→ **GOAL**
Pictures stay out of your copy, but everything else in the records below must be repeated exactly.

→ **RECORDS FOR THE EXERCISE**
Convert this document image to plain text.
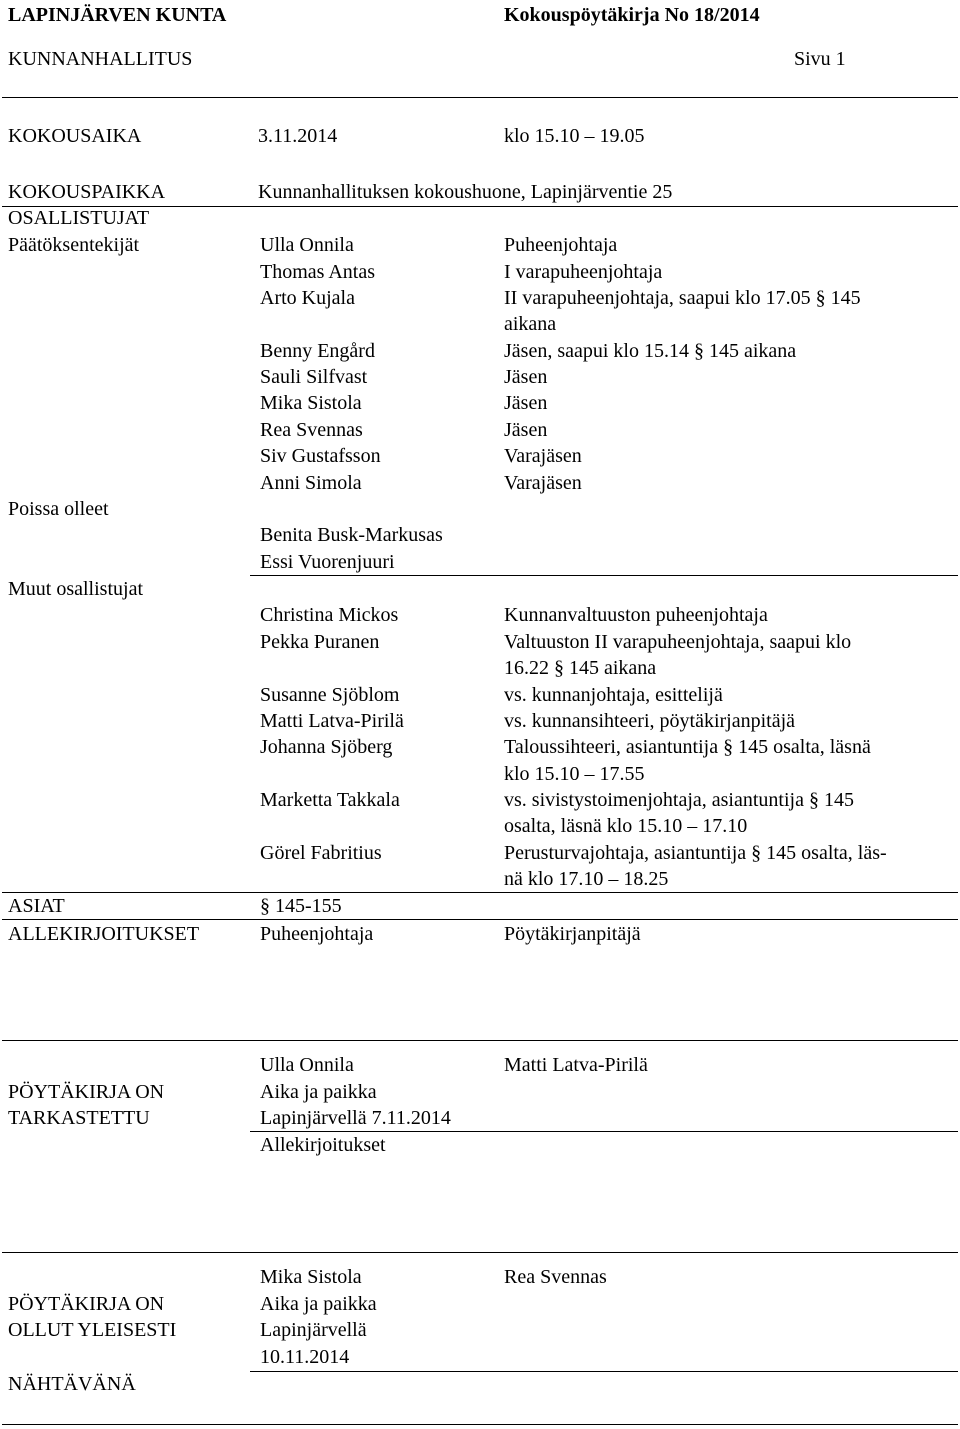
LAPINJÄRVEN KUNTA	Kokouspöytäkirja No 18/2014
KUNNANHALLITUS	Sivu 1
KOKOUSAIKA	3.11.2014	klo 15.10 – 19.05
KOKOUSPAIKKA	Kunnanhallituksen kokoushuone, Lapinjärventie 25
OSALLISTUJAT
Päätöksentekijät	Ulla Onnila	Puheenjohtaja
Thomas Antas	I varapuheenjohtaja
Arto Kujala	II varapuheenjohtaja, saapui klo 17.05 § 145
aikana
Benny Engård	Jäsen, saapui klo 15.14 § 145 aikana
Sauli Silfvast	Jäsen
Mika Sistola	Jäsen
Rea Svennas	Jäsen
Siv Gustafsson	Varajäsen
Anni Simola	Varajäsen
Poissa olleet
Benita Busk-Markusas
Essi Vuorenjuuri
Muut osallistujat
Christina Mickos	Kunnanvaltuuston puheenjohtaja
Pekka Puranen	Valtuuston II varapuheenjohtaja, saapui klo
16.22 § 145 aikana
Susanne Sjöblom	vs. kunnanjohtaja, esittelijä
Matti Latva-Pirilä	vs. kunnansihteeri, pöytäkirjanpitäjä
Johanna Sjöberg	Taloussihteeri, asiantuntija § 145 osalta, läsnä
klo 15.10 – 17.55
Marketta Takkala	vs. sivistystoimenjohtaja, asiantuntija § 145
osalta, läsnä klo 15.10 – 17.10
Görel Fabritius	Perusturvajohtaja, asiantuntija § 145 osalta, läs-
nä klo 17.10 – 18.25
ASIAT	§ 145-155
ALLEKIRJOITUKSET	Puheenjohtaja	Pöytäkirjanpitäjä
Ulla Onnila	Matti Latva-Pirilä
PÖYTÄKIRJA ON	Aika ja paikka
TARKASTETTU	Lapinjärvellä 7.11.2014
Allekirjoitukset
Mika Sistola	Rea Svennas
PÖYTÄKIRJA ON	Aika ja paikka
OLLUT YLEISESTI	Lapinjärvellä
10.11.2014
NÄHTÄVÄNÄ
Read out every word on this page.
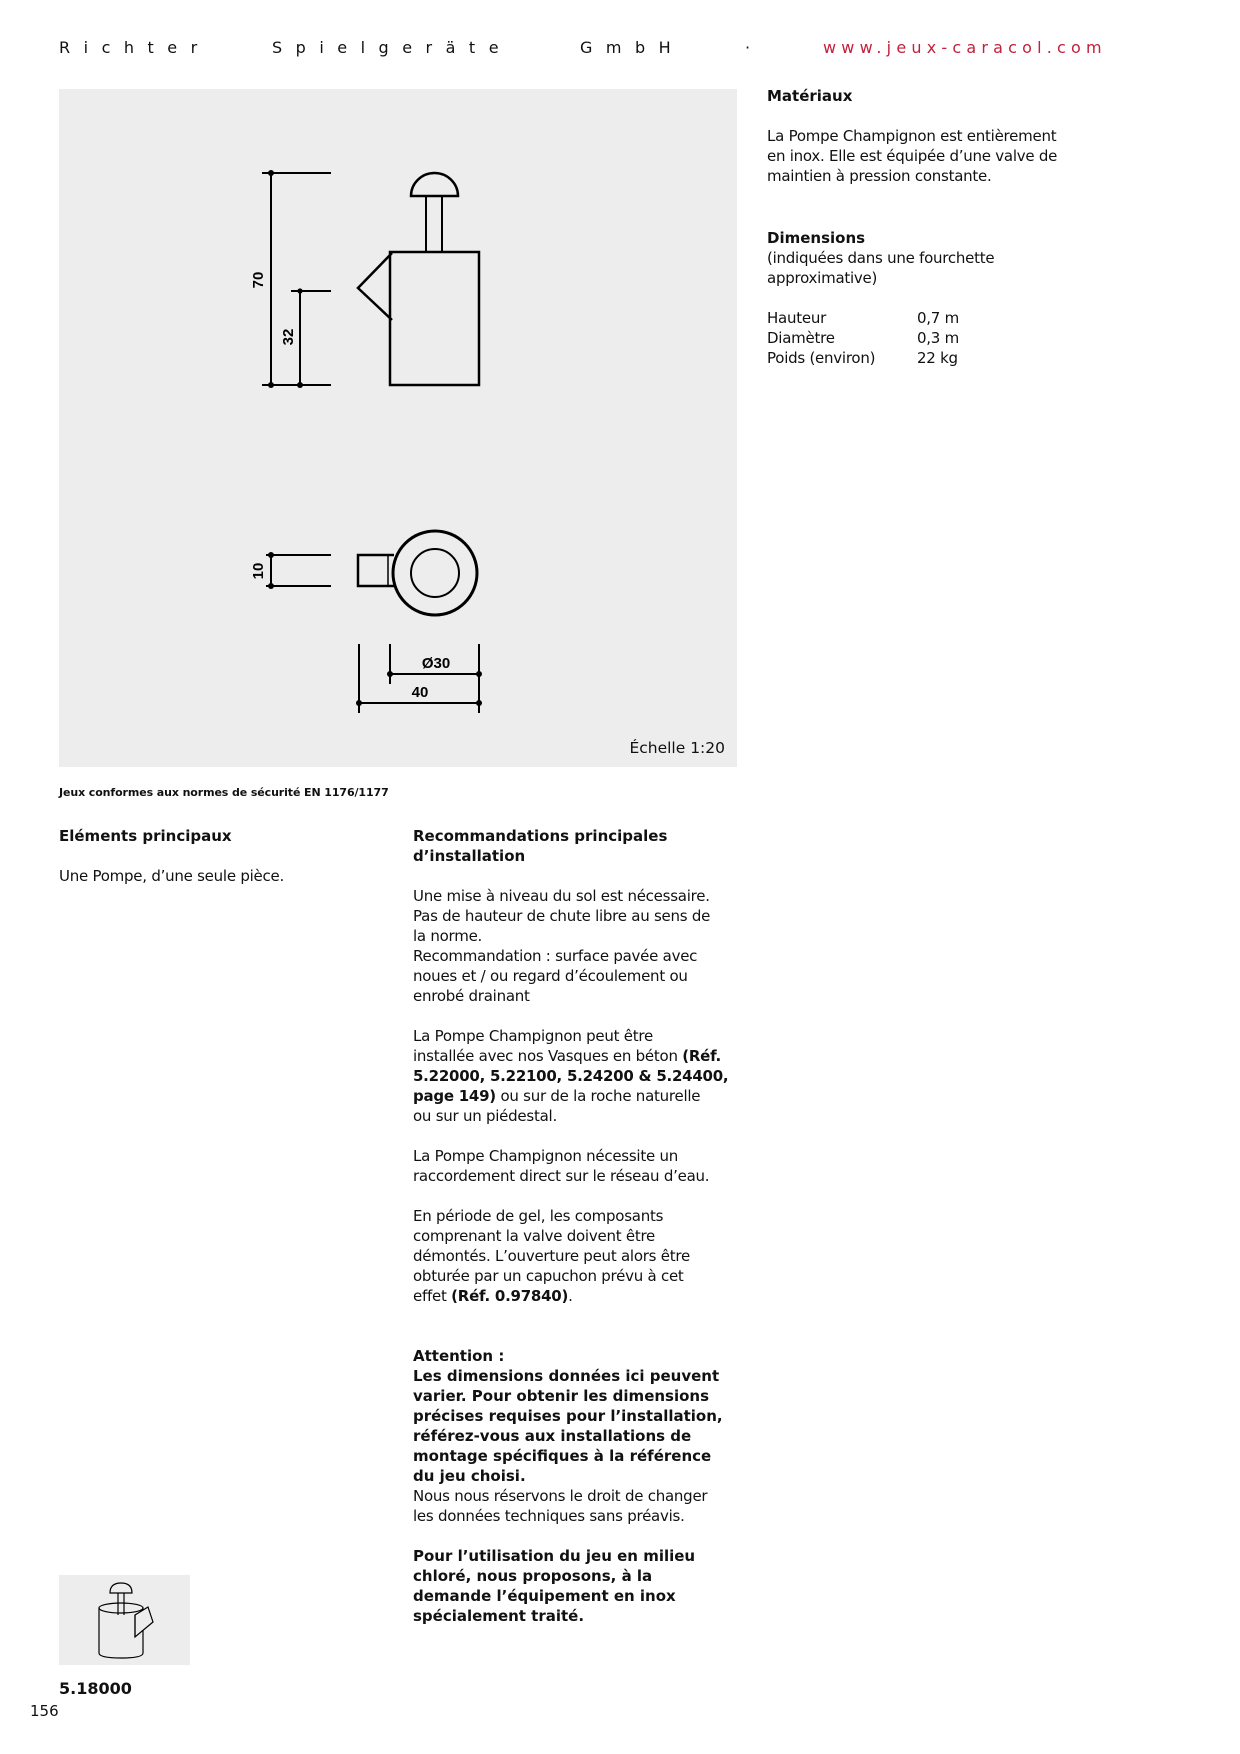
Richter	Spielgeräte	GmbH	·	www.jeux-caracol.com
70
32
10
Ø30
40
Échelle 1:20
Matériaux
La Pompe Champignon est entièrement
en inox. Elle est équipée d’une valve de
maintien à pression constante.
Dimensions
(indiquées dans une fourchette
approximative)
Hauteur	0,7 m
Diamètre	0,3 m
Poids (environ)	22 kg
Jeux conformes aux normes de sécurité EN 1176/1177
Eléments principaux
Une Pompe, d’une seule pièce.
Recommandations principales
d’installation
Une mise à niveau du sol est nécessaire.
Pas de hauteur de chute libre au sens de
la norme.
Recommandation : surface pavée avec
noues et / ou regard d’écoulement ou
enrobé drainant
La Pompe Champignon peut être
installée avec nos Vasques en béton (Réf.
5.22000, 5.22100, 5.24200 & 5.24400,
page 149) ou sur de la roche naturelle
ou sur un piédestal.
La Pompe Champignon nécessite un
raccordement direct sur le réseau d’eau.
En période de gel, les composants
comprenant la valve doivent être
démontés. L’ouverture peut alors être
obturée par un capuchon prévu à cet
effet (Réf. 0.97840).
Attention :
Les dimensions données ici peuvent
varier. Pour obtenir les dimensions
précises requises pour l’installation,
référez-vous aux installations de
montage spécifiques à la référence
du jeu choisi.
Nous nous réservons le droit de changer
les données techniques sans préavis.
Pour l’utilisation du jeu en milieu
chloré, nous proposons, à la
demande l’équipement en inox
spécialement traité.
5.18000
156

→ **THE SOLUTION**
Convert this document image to plain text.
LAPINJÄRVEN KUNTA	Kokouspöytäkirja No 18/2014
KUNNANHALLITUS	Sivu 1
KOKOUSAIKA	3.11.2014	klo 15.10 – 19.05
KOKOUSPAIKKA	Kunnanhallituksen kokoushuone, Lapinjärventie 25
OSALLISTUJAT
Päätöksentekijät	Ulla Onnila	Puheenjohtaja
Thomas Antas	I varapuheenjohtaja
Arto Kujala	II varapuheenjohtaja, saapui klo 17.05 § 145
aikana
Benny Engård	Jäsen, saapui klo 15.14 § 145 aikana
Sauli Silfvast	Jäsen
Mika Sistola	Jäsen
Rea Svennas	Jäsen
Siv Gustafsson	Varajäsen
Anni Simola	Varajäsen
Poissa olleet
Benita Busk-Markusas
Essi Vuorenjuuri
Muut osallistujat
Christina Mickos	Kunnanvaltuuston puheenjohtaja
Pekka Puranen	Valtuuston II varapuheenjohtaja, saapui klo
16.22 § 145 aikana
Susanne Sjöblom	vs. kunnanjohtaja, esittelijä
Matti Latva-Pirilä	vs. kunnansihteeri, pöytäkirjanpitäjä
Johanna Sjöberg	Taloussihteeri, asiantuntija § 145 osalta, läsnä
klo 15.10 – 17.55
Marketta Takkala	vs. sivistystoimenjohtaja, asiantuntija § 145
osalta, läsnä klo 15.10 – 17.10
Görel Fabritius	Perusturvajohtaja, asiantuntija § 145 osalta, läs-
nä klo 17.10 – 18.25
ASIAT	§ 145-155
ALLEKIRJOITUKSET	Puheenjohtaja	Pöytäkirjanpitäjä
Ulla Onnila	Matti Latva-Pirilä
PÖYTÄKIRJA ON	Aika ja paikka
TARKASTETTU	Lapinjärvellä 7.11.2014
Allekirjoitukset
Mika Sistola	Rea Svennas
PÖYTÄKIRJA ON	Aika ja paikka
OLLUT YLEISESTI	Lapinjärvellä
10.11.2014
NÄHTÄVÄNÄ
Read out every word on this page.
Richter	Spielgeräte	GmbH	·	www.jeux-caracol.com
70
32
10
Ø30
40
Échelle 1:20
Matériaux
La Pompe Champignon est entièrement
en inox. Elle est équipée d’une valve de
maintien à pression constante.
Dimensions
(indiquées dans une fourchette
approximative)
Hauteur	0,7 m
Diamètre	0,3 m
Poids (environ)	22 kg
Jeux conformes aux normes de sécurité EN 1176/1177
Eléments principaux
Une Pompe, d’une seule pièce.
Recommandations principales
d’installation
Une mise à niveau du sol est nécessaire.
Pas de hauteur de chute libre au sens de
la norme.
Recommandation : surface pavée avec
noues et / ou regard d’écoulement ou
enrobé drainant
La Pompe Champignon peut être
installée avec nos Vasques en béton (Réf.
5.22000, 5.22100, 5.24200 & 5.24400,
page 149) ou sur de la roche naturelle
ou sur un piédestal.
La Pompe Champignon nécessite un
raccordement direct sur le réseau d’eau.
En période de gel, les composants
comprenant la valve doivent être
démontés. L’ouverture peut alors être
obturée par un capuchon prévu à cet
effet (Réf. 0.97840).
Attention :
Les dimensions données ici peuvent
varier. Pour obtenir les dimensions
précises requises pour l’installation,
référez-vous aux installations de
montage spécifiques à la référence
du jeu choisi.
Nous nous réservons le droit de changer
les données techniques sans préavis.
Pour l’utilisation du jeu en milieu
chloré, nous proposons, à la
demande l’équipement en inox
spécialement traité.
5.18000
156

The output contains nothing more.